TASK: Each line of the data below containing "number" needs to be listed.
--- EXTRACTED MATERIAL Enclosed Below ---
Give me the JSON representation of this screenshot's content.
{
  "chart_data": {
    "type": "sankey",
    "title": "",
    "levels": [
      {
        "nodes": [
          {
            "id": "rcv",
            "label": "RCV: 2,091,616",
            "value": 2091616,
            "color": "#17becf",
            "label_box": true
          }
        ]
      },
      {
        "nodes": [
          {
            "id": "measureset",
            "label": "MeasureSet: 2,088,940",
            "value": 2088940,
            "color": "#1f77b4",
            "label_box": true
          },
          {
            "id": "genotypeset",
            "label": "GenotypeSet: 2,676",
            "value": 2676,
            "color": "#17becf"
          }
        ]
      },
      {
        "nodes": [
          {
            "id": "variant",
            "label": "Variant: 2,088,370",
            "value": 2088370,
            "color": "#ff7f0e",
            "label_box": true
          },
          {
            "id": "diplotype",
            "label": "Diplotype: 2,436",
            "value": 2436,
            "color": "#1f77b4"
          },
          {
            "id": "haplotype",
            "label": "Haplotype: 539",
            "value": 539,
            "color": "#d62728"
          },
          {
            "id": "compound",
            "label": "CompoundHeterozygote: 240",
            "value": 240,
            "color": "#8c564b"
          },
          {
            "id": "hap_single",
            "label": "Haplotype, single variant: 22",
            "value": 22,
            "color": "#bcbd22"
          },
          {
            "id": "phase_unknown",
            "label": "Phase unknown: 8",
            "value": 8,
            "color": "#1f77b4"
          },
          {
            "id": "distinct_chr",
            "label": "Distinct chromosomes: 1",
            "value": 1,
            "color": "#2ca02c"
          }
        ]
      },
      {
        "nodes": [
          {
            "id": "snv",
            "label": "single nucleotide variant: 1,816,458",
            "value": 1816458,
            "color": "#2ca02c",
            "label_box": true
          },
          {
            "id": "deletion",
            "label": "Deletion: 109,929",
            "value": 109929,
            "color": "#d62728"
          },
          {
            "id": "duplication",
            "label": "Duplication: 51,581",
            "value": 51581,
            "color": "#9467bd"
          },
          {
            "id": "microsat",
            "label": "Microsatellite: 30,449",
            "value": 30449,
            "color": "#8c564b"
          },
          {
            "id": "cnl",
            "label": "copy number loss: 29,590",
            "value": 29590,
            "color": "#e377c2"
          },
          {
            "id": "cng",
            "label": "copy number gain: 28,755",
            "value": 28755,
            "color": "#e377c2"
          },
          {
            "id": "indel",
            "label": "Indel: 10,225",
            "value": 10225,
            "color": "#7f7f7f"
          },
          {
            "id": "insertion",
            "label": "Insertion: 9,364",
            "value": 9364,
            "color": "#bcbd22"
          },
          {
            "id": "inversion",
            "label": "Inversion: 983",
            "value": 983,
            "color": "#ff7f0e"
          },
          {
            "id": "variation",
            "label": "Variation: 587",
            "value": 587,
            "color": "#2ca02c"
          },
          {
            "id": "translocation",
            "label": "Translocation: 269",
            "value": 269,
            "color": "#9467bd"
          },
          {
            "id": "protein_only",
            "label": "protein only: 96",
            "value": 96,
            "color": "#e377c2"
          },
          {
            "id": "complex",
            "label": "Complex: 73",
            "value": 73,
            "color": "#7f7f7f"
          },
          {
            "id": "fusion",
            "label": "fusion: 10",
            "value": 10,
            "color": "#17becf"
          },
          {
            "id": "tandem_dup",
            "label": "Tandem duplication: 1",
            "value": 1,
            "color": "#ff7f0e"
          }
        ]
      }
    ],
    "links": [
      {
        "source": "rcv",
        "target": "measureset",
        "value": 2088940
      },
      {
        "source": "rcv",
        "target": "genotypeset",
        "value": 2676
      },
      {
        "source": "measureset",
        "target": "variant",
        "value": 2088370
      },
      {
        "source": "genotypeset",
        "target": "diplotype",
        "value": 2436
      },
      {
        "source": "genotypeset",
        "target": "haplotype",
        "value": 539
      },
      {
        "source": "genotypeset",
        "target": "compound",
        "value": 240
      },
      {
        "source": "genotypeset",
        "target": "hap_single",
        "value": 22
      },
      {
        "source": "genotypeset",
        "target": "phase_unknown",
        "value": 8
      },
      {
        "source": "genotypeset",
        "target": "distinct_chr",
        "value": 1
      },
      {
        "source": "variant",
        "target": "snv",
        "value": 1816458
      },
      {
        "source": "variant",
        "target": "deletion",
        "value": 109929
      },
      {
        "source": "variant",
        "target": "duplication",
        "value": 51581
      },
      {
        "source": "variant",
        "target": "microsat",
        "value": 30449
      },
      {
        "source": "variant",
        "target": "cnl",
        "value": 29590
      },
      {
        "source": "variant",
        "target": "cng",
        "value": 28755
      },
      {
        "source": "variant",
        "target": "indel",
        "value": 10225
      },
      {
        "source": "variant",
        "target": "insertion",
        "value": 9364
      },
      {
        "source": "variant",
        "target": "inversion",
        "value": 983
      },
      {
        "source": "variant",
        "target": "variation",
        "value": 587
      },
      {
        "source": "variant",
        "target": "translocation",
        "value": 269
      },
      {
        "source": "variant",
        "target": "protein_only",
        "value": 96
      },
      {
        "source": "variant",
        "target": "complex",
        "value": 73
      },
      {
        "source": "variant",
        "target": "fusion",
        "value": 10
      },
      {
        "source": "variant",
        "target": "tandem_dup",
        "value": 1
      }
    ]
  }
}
--- End of Enclosed EXTRACTED MATERIAL ---
SOLVED EXERCISE:
            "label": "copy number loss: 29,590",
            "label": "copy number gain: 28,755",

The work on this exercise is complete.